»»

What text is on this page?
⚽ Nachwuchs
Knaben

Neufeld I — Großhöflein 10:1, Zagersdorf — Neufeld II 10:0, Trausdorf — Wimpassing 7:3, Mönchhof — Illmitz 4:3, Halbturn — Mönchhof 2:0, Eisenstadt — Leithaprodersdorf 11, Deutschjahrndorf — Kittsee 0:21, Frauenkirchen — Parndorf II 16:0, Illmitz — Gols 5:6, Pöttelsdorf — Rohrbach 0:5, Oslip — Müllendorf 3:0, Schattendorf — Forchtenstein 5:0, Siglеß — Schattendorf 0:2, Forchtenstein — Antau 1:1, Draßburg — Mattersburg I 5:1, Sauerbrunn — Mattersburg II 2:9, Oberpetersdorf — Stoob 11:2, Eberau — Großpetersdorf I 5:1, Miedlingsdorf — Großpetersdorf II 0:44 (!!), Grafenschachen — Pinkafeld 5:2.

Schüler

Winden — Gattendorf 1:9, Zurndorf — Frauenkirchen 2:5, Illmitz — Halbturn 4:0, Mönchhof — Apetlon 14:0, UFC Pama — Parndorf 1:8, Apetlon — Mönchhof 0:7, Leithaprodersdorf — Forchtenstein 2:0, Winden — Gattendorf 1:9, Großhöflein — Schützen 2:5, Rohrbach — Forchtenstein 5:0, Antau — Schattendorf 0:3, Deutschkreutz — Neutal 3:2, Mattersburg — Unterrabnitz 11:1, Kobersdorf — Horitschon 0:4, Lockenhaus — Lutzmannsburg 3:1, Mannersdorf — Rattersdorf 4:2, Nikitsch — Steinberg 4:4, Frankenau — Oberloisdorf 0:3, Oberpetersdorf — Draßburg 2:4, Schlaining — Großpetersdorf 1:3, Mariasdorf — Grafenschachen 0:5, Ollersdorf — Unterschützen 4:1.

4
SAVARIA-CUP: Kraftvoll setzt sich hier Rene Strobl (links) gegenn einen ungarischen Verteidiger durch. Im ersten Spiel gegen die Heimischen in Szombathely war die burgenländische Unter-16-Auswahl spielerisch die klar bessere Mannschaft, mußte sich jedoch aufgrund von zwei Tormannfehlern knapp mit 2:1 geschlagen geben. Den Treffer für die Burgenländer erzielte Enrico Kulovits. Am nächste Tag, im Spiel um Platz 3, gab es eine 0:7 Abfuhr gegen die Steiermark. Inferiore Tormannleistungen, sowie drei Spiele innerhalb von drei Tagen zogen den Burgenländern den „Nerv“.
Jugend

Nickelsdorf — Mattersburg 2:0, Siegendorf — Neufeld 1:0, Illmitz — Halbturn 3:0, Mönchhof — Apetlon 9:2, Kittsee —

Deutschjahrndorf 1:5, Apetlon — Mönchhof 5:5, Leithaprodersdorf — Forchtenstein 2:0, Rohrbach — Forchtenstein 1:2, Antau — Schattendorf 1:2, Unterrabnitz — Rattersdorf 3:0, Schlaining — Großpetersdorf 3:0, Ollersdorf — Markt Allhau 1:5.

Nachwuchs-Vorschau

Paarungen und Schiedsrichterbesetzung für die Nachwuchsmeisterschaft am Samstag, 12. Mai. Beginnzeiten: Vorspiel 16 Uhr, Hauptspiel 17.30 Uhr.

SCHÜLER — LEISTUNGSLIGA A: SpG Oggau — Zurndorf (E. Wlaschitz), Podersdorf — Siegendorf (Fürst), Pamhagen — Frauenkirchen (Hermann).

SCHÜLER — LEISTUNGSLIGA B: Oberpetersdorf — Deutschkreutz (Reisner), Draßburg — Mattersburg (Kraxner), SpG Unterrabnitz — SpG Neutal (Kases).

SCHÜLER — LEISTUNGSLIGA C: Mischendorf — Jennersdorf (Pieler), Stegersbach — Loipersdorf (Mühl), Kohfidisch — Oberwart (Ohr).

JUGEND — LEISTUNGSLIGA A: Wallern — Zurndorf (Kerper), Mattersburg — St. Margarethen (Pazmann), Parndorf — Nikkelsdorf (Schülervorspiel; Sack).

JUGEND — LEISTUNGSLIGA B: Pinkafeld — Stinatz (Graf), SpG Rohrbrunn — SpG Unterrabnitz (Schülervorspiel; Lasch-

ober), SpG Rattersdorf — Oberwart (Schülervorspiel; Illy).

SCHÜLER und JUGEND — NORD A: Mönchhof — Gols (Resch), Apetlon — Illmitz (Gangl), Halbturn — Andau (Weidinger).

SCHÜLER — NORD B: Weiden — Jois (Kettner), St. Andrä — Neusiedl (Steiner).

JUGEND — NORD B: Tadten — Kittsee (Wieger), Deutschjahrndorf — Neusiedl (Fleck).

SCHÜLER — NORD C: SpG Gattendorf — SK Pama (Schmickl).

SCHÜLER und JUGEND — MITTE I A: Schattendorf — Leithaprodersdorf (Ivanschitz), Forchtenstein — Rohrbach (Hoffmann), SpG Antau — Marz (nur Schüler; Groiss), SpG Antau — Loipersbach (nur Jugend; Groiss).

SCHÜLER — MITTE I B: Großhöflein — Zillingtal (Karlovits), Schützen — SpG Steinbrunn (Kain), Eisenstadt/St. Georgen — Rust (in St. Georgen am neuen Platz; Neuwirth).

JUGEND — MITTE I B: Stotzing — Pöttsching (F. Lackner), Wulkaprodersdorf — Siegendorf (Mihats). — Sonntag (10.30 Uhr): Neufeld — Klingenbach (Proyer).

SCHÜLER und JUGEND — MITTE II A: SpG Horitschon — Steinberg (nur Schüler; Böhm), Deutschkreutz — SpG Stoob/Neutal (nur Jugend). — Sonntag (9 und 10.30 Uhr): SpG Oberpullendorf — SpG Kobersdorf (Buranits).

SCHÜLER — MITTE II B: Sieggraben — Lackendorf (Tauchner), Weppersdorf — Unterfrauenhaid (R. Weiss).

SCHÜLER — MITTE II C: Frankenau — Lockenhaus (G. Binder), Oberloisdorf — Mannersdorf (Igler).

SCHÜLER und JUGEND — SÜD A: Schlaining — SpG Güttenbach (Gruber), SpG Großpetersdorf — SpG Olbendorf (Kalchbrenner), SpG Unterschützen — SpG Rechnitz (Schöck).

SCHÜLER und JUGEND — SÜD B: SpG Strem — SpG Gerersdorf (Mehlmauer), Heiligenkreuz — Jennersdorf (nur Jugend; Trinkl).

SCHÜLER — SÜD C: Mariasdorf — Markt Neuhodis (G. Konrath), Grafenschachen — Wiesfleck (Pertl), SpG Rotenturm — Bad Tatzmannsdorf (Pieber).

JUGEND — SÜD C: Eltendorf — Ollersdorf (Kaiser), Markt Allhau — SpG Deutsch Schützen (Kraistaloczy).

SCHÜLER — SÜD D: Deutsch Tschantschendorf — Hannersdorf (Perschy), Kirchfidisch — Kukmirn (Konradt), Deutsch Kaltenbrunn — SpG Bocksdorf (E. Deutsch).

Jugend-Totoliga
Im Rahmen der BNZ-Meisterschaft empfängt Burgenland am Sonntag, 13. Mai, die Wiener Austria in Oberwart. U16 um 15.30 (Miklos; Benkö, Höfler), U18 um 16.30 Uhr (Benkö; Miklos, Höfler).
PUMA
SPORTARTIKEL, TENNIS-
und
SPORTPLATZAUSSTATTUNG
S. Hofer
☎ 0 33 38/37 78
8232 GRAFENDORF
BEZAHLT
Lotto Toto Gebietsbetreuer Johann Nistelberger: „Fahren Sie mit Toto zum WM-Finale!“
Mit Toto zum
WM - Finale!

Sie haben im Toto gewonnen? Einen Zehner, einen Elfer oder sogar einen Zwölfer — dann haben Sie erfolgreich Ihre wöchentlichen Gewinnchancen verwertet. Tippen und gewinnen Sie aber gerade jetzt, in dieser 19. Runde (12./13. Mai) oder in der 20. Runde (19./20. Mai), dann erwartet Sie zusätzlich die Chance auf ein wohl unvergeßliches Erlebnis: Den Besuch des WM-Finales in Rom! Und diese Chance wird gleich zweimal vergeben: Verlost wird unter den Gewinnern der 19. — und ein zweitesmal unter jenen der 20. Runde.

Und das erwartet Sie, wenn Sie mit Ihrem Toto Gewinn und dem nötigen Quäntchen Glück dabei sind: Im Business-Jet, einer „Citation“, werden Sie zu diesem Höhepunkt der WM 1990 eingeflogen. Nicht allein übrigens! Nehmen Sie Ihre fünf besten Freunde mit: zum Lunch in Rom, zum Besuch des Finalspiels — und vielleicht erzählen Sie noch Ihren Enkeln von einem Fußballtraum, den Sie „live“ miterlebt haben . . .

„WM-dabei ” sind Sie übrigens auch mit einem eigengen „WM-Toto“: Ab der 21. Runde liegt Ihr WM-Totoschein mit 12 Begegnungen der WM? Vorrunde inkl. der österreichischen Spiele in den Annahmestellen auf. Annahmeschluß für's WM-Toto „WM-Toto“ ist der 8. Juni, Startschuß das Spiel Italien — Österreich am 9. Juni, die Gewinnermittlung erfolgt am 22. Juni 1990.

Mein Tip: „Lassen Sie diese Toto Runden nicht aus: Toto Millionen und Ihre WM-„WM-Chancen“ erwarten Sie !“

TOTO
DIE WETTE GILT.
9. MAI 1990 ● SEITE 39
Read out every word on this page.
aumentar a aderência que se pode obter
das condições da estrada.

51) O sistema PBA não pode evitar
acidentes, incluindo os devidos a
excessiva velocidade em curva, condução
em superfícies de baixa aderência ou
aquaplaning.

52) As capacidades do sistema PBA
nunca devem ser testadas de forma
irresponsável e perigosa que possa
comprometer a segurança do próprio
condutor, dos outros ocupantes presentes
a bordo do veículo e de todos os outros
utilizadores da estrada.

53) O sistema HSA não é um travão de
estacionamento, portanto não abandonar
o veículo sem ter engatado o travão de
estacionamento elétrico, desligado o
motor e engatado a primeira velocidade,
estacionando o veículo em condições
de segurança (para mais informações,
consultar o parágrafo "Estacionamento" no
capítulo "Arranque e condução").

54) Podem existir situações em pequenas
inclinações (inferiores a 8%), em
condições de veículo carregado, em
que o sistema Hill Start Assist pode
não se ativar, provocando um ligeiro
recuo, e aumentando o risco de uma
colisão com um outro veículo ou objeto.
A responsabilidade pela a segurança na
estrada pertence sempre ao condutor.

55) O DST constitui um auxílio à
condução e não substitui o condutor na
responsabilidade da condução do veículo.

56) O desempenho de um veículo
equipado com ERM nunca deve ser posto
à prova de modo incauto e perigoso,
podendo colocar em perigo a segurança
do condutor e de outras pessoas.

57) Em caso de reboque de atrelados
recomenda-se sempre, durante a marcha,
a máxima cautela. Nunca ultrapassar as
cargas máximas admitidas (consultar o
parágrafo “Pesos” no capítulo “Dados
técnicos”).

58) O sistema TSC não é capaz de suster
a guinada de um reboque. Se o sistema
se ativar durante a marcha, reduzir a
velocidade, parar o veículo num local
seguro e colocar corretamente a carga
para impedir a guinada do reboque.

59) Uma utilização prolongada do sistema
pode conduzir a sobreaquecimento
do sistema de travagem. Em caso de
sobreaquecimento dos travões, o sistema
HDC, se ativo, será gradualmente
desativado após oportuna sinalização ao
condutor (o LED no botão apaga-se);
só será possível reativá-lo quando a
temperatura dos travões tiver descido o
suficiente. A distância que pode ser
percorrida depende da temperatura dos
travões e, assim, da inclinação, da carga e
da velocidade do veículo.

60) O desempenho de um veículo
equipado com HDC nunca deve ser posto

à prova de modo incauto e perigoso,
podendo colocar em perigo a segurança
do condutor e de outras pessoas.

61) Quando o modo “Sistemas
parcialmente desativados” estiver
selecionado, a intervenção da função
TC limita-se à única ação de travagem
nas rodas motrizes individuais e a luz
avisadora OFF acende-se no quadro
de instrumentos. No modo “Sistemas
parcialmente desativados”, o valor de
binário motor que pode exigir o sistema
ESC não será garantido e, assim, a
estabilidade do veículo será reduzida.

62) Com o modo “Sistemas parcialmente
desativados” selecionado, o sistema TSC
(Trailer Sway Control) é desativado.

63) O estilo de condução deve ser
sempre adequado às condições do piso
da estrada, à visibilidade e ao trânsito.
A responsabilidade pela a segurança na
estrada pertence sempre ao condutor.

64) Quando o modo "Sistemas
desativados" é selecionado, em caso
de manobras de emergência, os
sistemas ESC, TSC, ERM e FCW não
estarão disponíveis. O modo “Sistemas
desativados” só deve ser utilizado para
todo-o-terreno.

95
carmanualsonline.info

««

**Your task:** Look through the data above. Find each line with the string "desempenho" and copy it.

**Exercise output:**
56) O desempenho de um veículo
60) O desempenho de um veículo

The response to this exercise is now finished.